TASK => Read the records below. Copy each line where the string "GenBO" occurs.

EXTRACTED ENTRIES =>

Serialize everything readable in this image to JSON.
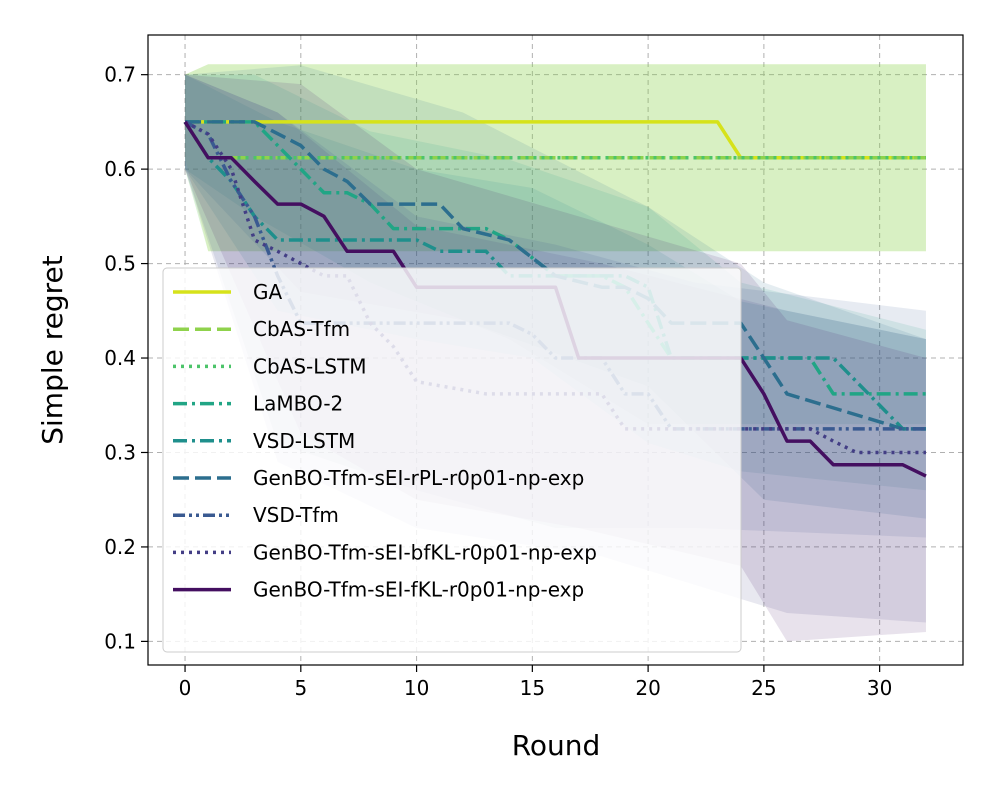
{
  "chart_data": {
    "type": "line",
    "title": "",
    "xlabel": "Round",
    "ylabel": "Simple regret",
    "xlim": [
      -1.6,
      33.6
    ],
    "ylim": [
      0.075,
      0.742
    ],
    "xticks": [
      0,
      5,
      10,
      15,
      20,
      25,
      30
    ],
    "yticks": [
      0.1,
      0.2,
      0.3,
      0.4,
      0.5,
      0.6,
      0.7
    ],
    "xtick_labels": [
      "0",
      "5",
      "10",
      "15",
      "20",
      "25",
      "30"
    ],
    "ytick_labels": [
      "0.1",
      "0.2",
      "0.3",
      "0.4",
      "0.5",
      "0.6",
      "0.7"
    ],
    "grid": true,
    "legend_position": "lower-left",
    "series": [
      {
        "name": "GA",
        "color": "#d6e21a",
        "dash": "solid",
        "x": [
          0,
          23,
          24,
          32
        ],
        "y": [
          0.65,
          0.65,
          0.612,
          0.612
        ],
        "band": {
          "x": [
            0,
            1,
            32
          ],
          "lower": [
            0.612,
            0.513,
            0.513
          ],
          "upper": [
            0.7,
            0.711,
            0.711
          ]
        }
      },
      {
        "name": "CbAS-Tfm",
        "color": "#8fd24c",
        "dash": "dashed",
        "x": [
          0,
          1,
          32
        ],
        "y": [
          0.65,
          0.612,
          0.612
        ],
        "band": {
          "x": [
            0,
            1,
            32
          ],
          "lower": [
            0.6,
            0.513,
            0.513
          ],
          "upper": [
            0.7,
            0.711,
            0.711
          ]
        }
      },
      {
        "name": "CbAS-LSTM",
        "color": "#4cc46a",
        "dash": "dotted",
        "x": [
          0,
          1,
          32
        ],
        "y": [
          0.65,
          0.612,
          0.612
        ],
        "band": {
          "x": [
            0,
            1,
            32
          ],
          "lower": [
            0.6,
            0.513,
            0.513
          ],
          "upper": [
            0.7,
            0.711,
            0.711
          ]
        }
      },
      {
        "name": "LaMBO-2",
        "color": "#21a585",
        "dash": "dashdot",
        "x": [
          0,
          3,
          5,
          6,
          7,
          8,
          9,
          10,
          13,
          14,
          16,
          18,
          19,
          20,
          21,
          27,
          28,
          32
        ],
        "y": [
          0.65,
          0.65,
          0.6,
          0.575,
          0.575,
          0.563,
          0.537,
          0.537,
          0.537,
          0.525,
          0.487,
          0.487,
          0.475,
          0.437,
          0.4,
          0.4,
          0.362,
          0.362
        ],
        "band": {
          "x": [
            0,
            3,
            8,
            14,
            20,
            24,
            32
          ],
          "lower": [
            0.6,
            0.55,
            0.48,
            0.42,
            0.33,
            0.33,
            0.33
          ],
          "upper": [
            0.7,
            0.7,
            0.64,
            0.61,
            0.56,
            0.48,
            0.43
          ]
        }
      },
      {
        "name": "VSD-LSTM",
        "color": "#1f8f8c",
        "dash": "dashdot",
        "x": [
          0,
          1,
          2,
          3,
          4,
          6,
          8,
          9,
          10,
          11,
          13,
          14,
          15,
          19,
          20,
          21,
          24,
          28,
          29,
          30,
          31,
          32
        ],
        "y": [
          0.65,
          0.612,
          0.587,
          0.55,
          0.525,
          0.525,
          0.525,
          0.525,
          0.525,
          0.513,
          0.513,
          0.487,
          0.487,
          0.487,
          0.475,
          0.4,
          0.4,
          0.4,
          0.375,
          0.35,
          0.325,
          0.325
        ],
        "band": {
          "x": [
            0,
            4,
            10,
            15,
            20,
            24,
            32
          ],
          "lower": [
            0.6,
            0.45,
            0.42,
            0.4,
            0.31,
            0.28,
            0.26
          ],
          "upper": [
            0.7,
            0.65,
            0.6,
            0.58,
            0.52,
            0.46,
            0.42
          ]
        }
      },
      {
        "name": "GenBO-Tfm-sEI-rPL-r0p01-np-exp",
        "color": "#2c6e8e",
        "dash": "dashed",
        "x": [
          0,
          3,
          5,
          6,
          7,
          8,
          11,
          12,
          14,
          16,
          18,
          19,
          20,
          21,
          22,
          24,
          25,
          26,
          31,
          32
        ],
        "y": [
          0.65,
          0.65,
          0.625,
          0.6,
          0.587,
          0.563,
          0.563,
          0.537,
          0.525,
          0.487,
          0.475,
          0.475,
          0.463,
          0.437,
          0.437,
          0.437,
          0.4,
          0.362,
          0.325,
          0.325
        ],
        "band": {
          "x": [
            0,
            5,
            12,
            20,
            25,
            32
          ],
          "lower": [
            0.6,
            0.47,
            0.44,
            0.37,
            0.25,
            0.23
          ],
          "upper": [
            0.7,
            0.71,
            0.66,
            0.56,
            0.48,
            0.42
          ]
        }
      },
      {
        "name": "VSD-Tfm",
        "color": "#3a5a91",
        "dash": "dashdotdot",
        "x": [
          0,
          1,
          2,
          3,
          4,
          5,
          7,
          10,
          14,
          15,
          16,
          17,
          18,
          19,
          20,
          21,
          22,
          26,
          32
        ],
        "y": [
          0.65,
          0.637,
          0.587,
          0.55,
          0.487,
          0.437,
          0.437,
          0.437,
          0.437,
          0.425,
          0.4,
          0.4,
          0.4,
          0.362,
          0.362,
          0.325,
          0.325,
          0.325,
          0.325
        ],
        "band": {
          "x": [
            0,
            4,
            10,
            16,
            22,
            32
          ],
          "lower": [
            0.6,
            0.31,
            0.26,
            0.22,
            0.22,
            0.21
          ],
          "upper": [
            0.7,
            0.66,
            0.55,
            0.52,
            0.48,
            0.45
          ]
        }
      },
      {
        "name": "GenBO-Tfm-sEI-bfKL-r0p01-np-exp",
        "color": "#433e85",
        "dash": "dotted",
        "x": [
          0,
          1,
          2,
          3,
          4,
          5,
          6,
          7,
          8,
          9,
          10,
          13,
          18,
          19,
          27,
          28,
          29,
          32
        ],
        "y": [
          0.65,
          0.637,
          0.6,
          0.525,
          0.513,
          0.5,
          0.487,
          0.487,
          0.437,
          0.412,
          0.375,
          0.362,
          0.362,
          0.325,
          0.325,
          0.312,
          0.3,
          0.3
        ],
        "band": {
          "x": [
            0,
            4,
            10,
            18,
            26,
            32
          ],
          "lower": [
            0.6,
            0.29,
            0.22,
            0.19,
            0.13,
            0.12
          ],
          "upper": [
            0.7,
            0.66,
            0.54,
            0.5,
            0.45,
            0.42
          ]
        }
      },
      {
        "name": "GenBO-Tfm-sEI-fKL-r0p01-np-exp",
        "color": "#440f60",
        "dash": "solid",
        "x": [
          0,
          1,
          2,
          3,
          4,
          5,
          6,
          7,
          8,
          9,
          10,
          16,
          17,
          24,
          25,
          26,
          27,
          28,
          29,
          31,
          32
        ],
        "y": [
          0.65,
          0.612,
          0.612,
          0.587,
          0.563,
          0.563,
          0.55,
          0.513,
          0.513,
          0.513,
          0.475,
          0.475,
          0.4,
          0.4,
          0.362,
          0.312,
          0.312,
          0.287,
          0.287,
          0.287,
          0.275
        ],
        "band": {
          "x": [
            0,
            5,
            10,
            17,
            24,
            26,
            32
          ],
          "lower": [
            0.6,
            0.32,
            0.25,
            0.22,
            0.18,
            0.1,
            0.11
          ],
          "upper": [
            0.7,
            0.69,
            0.6,
            0.55,
            0.5,
            0.44,
            0.4
          ]
        }
      }
    ]
  }
}
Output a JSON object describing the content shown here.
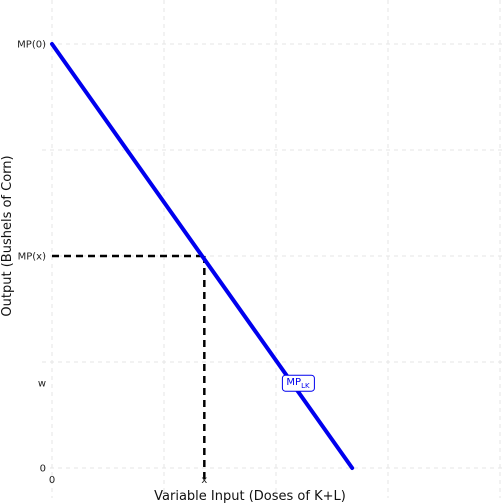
{
  "chart_data": {
    "type": "line",
    "title": "",
    "xlabel": "Variable Input (Doses of K+L)",
    "ylabel": "Output (Bushels of Corn)",
    "xlim": [
      0,
      10
    ],
    "ylim": [
      0,
      10
    ],
    "grid": true,
    "x_ticks": [
      {
        "value": 0,
        "label": "0"
      },
      {
        "value": 3.4,
        "label": "x"
      }
    ],
    "y_ticks": [
      {
        "value": 0,
        "label": "0"
      },
      {
        "value": 2,
        "label": "w"
      },
      {
        "value": 5,
        "label": "MP(x)"
      },
      {
        "value": 10,
        "label": "MP(0)"
      }
    ],
    "series": [
      {
        "name": "MP",
        "label_sub": "LK",
        "color": "#0000ee",
        "x": [
          0,
          6.7
        ],
        "y": [
          10,
          0
        ]
      }
    ],
    "annotation": {
      "x": 3.4,
      "y": 5
    },
    "curve_label": {
      "x": 5.5,
      "y": 2
    }
  }
}
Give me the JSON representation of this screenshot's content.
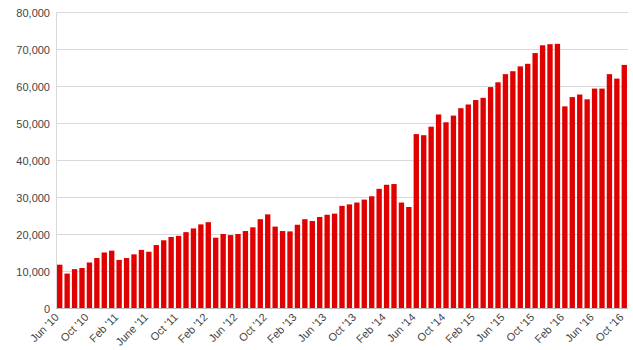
{
  "chart_data": {
    "type": "bar",
    "categories": [
      "Jun '10",
      null,
      null,
      null,
      "Oct '10",
      null,
      null,
      null,
      "Feb '11",
      null,
      null,
      null,
      "June '11",
      null,
      null,
      null,
      "Oct '11",
      null,
      null,
      null,
      "Feb '12",
      null,
      null,
      null,
      "Jun '12",
      null,
      null,
      null,
      "Oct '12",
      null,
      null,
      null,
      "Feb '13",
      null,
      null,
      null,
      "Jun '13",
      null,
      null,
      null,
      "Oct '13",
      null,
      null,
      null,
      "Feb '14",
      null,
      null,
      null,
      "Jun '14",
      null,
      null,
      null,
      "Oct '14",
      null,
      null,
      null,
      "Feb '15",
      null,
      null,
      null,
      "Jun '15",
      null,
      null,
      null,
      "Oct '15",
      null,
      null,
      null,
      "Feb '16",
      null,
      null,
      null,
      "Jun '16",
      null,
      null,
      null,
      "Oct '16"
    ],
    "values": [
      11700,
      9300,
      10500,
      10800,
      12300,
      13500,
      15000,
      15500,
      13000,
      13500,
      14500,
      15700,
      15200,
      17000,
      18300,
      19200,
      19500,
      20500,
      21500,
      22600,
      23200,
      19000,
      20000,
      19700,
      20000,
      20800,
      21800,
      24000,
      25300,
      22000,
      20800,
      20700,
      22500,
      24000,
      23500,
      24600,
      25200,
      25500,
      27600,
      28000,
      28500,
      29300,
      30200,
      32200,
      33300,
      33500,
      28500,
      27300,
      47000,
      46700,
      49000,
      52300,
      50200,
      52000,
      54000,
      55000,
      56200,
      56800,
      59700,
      61000,
      63200,
      64000,
      65300,
      66000,
      68900,
      71000,
      71300,
      71400,
      54500,
      57000,
      57700,
      56400,
      59300,
      59300,
      63200,
      62000,
      65700
    ],
    "color": "#e00000",
    "ylim": [
      0,
      80000
    ],
    "yticks": [
      0,
      {
        "value": 10000,
        "label": "10,000"
      },
      {
        "value": 20000,
        "label": "20,000"
      },
      {
        "value": 30000,
        "label": "30,000"
      },
      {
        "value": 40000,
        "label": "40,000"
      },
      {
        "value": 50000,
        "label": "50,000"
      },
      {
        "value": 60000,
        "label": "60,000"
      },
      {
        "value": 70000,
        "label": "70,000"
      },
      {
        "value": 80000,
        "label": "80,000"
      }
    ],
    "grid": true
  }
}
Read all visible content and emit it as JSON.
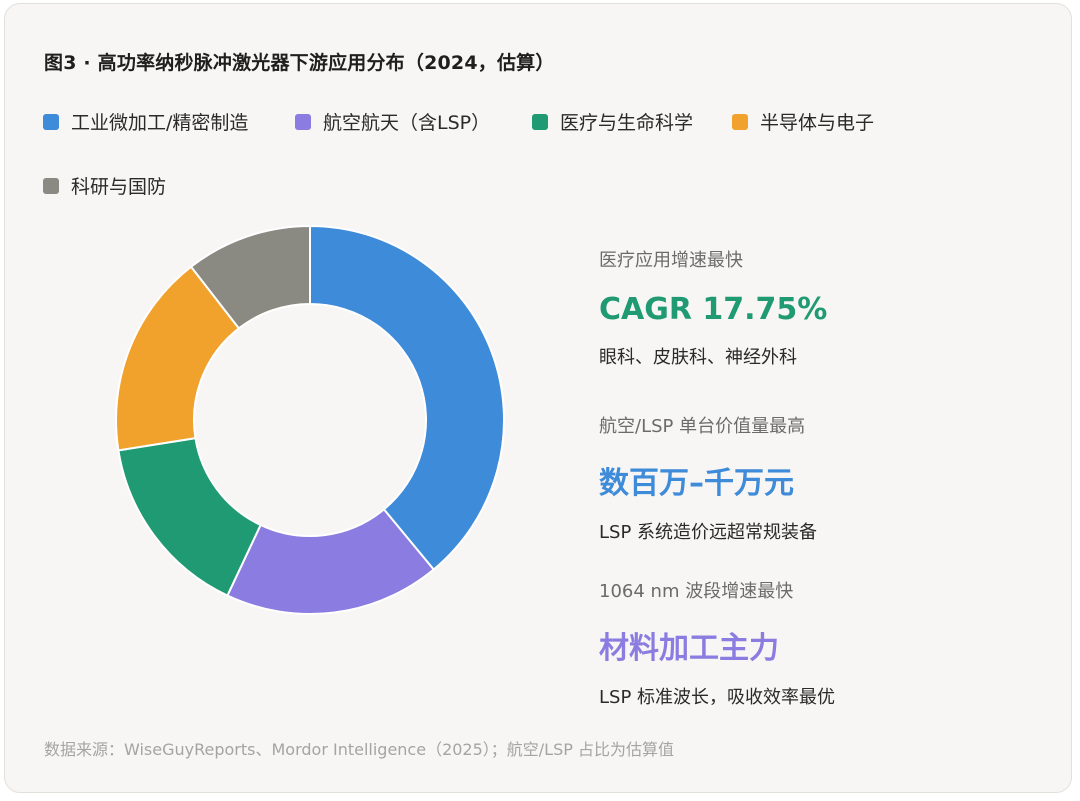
{
  "title": "图3 · 高功率纳秒脉冲激光器下游应用分布（2024，估算）",
  "legend": [
    {
      "label": "工业微加工/精密制造",
      "color": "#3d8bd9"
    },
    {
      "label": "航空航天（含LSP）",
      "color": "#8a7ce0"
    },
    {
      "label": "医疗与生命科学",
      "color": "#1f9a72"
    },
    {
      "label": "半导体与电子",
      "color": "#f0a22c"
    },
    {
      "label": "科研与国防",
      "color": "#8a8a82"
    }
  ],
  "chart_data": {
    "type": "pie",
    "title": "图3 · 高功率纳秒脉冲激光器下游应用分布（2024，估算）",
    "donut": true,
    "legend_position": "top",
    "labels": [
      "工业微加工/精密制造",
      "航空航天（含LSP）",
      "医疗与生命科学",
      "半导体与电子",
      "科研与国防"
    ],
    "values": [
      39,
      18,
      15.5,
      17,
      10.5
    ],
    "colors": [
      "#3d8bd9",
      "#8a7ce0",
      "#1f9a72",
      "#f0a22c",
      "#8a8a82"
    ]
  },
  "stats": [
    {
      "subtitle": "医疗应用增速最快",
      "value": "CAGR 17.75%",
      "desc": "眼科、皮肤科、神经外科",
      "color": "#1f9a72"
    },
    {
      "subtitle": "航空/LSP 单台价值量最高",
      "value": "数百万–千万元",
      "desc": "LSP 系统造价远超常规装备",
      "color": "#3d8bd9"
    },
    {
      "subtitle": "1064 nm 波段增速最快",
      "value": "材料加工主力",
      "desc": "LSP 标准波长，吸收效率最优",
      "color": "#8a7ce0"
    }
  ],
  "source": "数据来源：WiseGuyReports、Mordor Intelligence（2025）；航空/LSP 占比为估算值"
}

TASK OUTPUT =>
        "name": "GenBO-Tfm-sEI-rPL-r0p01-np-exp",
        "name": "GenBO-Tfm-sEI-bfKL-r0p01-np-exp",
        "name": "GenBO-Tfm-sEI-fKL-r0p01-np-exp",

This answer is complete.